• [WORK TO COMPLETE]
Only lines with the word "شيئا" are needed; collect each of them from the listing below.

--- SOURCE MATERIAL ---

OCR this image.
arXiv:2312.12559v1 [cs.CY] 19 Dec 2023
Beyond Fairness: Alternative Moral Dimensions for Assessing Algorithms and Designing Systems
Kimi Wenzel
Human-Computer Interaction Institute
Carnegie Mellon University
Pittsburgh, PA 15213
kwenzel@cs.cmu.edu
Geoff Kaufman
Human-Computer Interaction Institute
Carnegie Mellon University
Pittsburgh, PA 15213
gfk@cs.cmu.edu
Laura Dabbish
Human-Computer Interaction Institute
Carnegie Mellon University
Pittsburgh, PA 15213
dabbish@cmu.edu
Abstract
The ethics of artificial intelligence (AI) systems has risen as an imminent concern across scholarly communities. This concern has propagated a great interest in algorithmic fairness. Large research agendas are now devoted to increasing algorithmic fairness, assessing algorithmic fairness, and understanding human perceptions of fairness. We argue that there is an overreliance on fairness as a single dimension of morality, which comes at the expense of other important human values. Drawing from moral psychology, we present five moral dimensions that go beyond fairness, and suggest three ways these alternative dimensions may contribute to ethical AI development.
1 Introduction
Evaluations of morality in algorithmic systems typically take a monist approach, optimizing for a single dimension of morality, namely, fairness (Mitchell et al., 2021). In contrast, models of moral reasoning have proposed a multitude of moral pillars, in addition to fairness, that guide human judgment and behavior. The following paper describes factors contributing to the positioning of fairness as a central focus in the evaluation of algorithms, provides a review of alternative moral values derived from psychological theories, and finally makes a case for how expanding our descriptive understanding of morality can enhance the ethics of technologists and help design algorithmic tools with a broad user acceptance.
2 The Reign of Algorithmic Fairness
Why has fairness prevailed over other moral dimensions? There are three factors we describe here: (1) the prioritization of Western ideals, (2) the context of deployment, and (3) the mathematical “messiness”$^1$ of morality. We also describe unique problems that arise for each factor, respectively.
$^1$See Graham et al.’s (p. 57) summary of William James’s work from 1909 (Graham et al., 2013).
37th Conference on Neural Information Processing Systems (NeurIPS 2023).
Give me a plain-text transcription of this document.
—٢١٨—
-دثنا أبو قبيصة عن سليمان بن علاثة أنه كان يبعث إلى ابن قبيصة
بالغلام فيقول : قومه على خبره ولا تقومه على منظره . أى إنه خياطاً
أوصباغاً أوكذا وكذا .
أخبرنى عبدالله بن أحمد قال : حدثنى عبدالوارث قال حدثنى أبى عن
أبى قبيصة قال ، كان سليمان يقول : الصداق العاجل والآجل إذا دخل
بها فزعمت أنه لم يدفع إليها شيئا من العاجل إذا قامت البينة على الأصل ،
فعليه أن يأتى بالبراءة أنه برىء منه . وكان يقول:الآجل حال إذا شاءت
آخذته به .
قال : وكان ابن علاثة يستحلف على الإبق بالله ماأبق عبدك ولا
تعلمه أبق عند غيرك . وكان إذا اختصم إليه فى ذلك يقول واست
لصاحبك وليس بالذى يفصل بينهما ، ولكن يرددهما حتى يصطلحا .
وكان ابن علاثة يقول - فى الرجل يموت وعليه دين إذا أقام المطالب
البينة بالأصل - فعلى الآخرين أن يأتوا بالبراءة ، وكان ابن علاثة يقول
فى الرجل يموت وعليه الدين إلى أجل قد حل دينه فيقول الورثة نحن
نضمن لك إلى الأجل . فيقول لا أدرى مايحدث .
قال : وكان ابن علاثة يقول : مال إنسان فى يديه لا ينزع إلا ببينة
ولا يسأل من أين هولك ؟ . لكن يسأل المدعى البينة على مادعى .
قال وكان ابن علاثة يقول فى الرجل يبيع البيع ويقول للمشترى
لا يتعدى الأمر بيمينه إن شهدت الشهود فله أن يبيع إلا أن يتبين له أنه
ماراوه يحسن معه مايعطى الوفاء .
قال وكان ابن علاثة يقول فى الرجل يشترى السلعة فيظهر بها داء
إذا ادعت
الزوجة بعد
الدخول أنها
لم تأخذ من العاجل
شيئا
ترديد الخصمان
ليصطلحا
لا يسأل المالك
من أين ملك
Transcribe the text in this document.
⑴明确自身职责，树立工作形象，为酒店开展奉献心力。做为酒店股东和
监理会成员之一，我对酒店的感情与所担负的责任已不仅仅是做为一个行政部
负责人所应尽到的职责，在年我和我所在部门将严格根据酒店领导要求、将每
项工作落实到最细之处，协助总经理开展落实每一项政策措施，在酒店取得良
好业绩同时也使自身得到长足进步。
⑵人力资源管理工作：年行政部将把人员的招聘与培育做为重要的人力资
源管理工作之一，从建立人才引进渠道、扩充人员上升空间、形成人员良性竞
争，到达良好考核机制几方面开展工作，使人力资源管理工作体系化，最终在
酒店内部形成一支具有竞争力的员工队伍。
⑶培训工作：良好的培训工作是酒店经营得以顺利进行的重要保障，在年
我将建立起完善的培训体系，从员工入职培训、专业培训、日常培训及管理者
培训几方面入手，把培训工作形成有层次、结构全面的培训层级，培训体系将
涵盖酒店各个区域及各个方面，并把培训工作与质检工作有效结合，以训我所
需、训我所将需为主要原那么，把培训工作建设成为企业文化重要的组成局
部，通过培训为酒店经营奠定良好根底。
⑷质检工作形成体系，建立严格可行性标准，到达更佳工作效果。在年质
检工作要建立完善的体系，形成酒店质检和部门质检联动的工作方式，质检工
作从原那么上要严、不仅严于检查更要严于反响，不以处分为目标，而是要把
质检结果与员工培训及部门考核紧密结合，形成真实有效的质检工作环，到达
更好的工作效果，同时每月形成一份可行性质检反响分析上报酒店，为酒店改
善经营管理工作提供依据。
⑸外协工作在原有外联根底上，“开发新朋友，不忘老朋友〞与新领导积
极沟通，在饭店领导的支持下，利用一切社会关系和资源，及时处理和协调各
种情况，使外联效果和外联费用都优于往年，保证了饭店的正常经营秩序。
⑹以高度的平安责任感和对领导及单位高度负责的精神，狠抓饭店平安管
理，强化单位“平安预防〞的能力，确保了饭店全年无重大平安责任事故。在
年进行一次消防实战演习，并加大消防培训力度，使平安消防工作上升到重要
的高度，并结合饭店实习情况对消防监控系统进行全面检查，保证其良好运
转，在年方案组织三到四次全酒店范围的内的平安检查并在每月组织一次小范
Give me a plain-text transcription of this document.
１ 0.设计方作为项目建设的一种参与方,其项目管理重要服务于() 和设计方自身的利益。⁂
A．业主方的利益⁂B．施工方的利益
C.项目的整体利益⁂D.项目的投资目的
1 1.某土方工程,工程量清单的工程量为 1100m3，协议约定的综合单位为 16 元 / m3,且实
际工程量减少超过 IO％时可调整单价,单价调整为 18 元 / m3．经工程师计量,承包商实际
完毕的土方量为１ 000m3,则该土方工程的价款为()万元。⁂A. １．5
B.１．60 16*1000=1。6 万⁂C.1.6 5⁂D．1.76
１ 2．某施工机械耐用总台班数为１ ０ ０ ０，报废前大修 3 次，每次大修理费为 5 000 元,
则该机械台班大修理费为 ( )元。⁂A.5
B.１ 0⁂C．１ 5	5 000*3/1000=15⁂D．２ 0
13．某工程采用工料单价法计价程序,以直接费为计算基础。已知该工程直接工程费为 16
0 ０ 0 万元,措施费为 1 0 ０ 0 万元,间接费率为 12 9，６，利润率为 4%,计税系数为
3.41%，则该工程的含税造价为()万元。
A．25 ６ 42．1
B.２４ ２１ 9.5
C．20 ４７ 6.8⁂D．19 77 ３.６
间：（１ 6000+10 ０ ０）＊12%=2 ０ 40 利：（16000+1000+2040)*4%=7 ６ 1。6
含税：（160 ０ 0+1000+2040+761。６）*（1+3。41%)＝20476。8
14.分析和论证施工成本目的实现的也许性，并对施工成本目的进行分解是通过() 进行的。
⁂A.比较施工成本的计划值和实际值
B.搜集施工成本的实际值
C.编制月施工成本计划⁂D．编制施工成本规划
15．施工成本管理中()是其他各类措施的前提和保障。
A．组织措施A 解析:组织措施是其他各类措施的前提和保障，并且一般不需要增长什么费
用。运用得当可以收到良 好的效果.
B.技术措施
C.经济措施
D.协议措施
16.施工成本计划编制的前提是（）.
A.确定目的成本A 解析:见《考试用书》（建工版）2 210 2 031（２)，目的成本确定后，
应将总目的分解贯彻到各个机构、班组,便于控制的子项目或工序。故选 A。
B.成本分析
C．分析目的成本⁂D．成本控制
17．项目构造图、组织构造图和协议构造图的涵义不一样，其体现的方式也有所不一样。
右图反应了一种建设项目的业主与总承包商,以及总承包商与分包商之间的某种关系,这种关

---

• [FINISHED TASK]
بها فزعمت أنه لم يدفع إليها شيئا من العاجل إذا قامت البينة على الأصل ،
شيئا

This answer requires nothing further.